## START

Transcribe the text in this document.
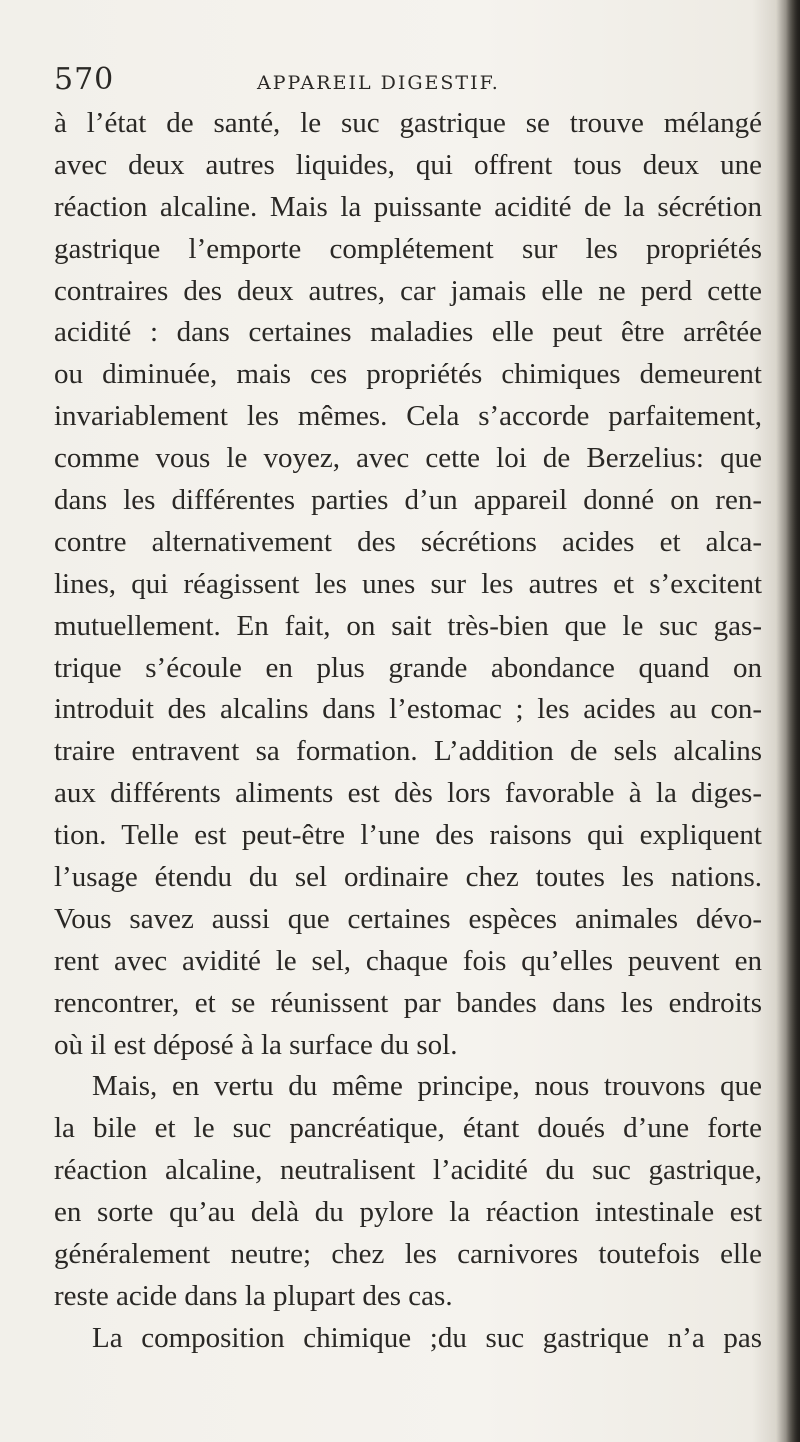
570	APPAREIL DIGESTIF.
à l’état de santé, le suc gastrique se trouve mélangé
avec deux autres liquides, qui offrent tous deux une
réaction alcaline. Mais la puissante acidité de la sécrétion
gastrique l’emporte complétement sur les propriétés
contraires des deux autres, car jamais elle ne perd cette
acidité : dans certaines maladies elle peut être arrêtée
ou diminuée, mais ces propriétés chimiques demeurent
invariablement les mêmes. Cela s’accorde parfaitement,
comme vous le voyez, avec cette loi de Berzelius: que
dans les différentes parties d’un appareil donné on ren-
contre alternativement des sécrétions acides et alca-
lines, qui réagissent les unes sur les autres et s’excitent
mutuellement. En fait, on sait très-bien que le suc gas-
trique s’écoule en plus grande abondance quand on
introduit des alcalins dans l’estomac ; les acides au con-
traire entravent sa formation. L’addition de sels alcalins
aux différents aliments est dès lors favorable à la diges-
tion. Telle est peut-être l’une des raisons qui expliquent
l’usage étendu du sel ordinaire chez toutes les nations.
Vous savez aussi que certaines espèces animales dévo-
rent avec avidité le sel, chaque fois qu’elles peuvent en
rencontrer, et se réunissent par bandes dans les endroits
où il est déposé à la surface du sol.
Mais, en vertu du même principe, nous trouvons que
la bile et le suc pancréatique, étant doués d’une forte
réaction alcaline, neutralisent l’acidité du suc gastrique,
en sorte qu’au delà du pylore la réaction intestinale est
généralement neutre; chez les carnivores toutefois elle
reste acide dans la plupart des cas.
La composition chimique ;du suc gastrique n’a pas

## END

Aim of the exercise: Make an exact copy of the data above, pictures excluded.

Written reply:
Transcribe the text in this document.
570	APPAREIL DIGESTIF.
à l’état de santé, le suc gastrique se trouve mélangé
avec deux autres liquides, qui offrent tous deux une
réaction alcaline. Mais la puissante acidité de la sécrétion
gastrique l’emporte complétement sur les propriétés
contraires des deux autres, car jamais elle ne perd cette
acidité : dans certaines maladies elle peut être arrêtée
ou diminuée, mais ces propriétés chimiques demeurent
invariablement les mêmes. Cela s’accorde parfaitement,
comme vous le voyez, avec cette loi de Berzelius: que
dans les différentes parties d’un appareil donné on ren-
contre alternativement des sécrétions acides et alca-
lines, qui réagissent les unes sur les autres et s’excitent
mutuellement. En fait, on sait très-bien que le suc gas-
trique s’écoule en plus grande abondance quand on
introduit des alcalins dans l’estomac ; les acides au con-
traire entravent sa formation. L’addition de sels alcalins
aux différents aliments est dès lors favorable à la diges-
tion. Telle est peut-être l’une des raisons qui expliquent
l’usage étendu du sel ordinaire chez toutes les nations.
Vous savez aussi que certaines espèces animales dévo-
rent avec avidité le sel, chaque fois qu’elles peuvent en
rencontrer, et se réunissent par bandes dans les endroits
où il est déposé à la surface du sol.
Mais, en vertu du même principe, nous trouvons que
la bile et le suc pancréatique, étant doués d’une forte
réaction alcaline, neutralisent l’acidité du suc gastrique,
en sorte qu’au delà du pylore la réaction intestinale est
généralement neutre; chez les carnivores toutefois elle
reste acide dans la plupart des cas.
La composition chimique ;du suc gastrique n’a pas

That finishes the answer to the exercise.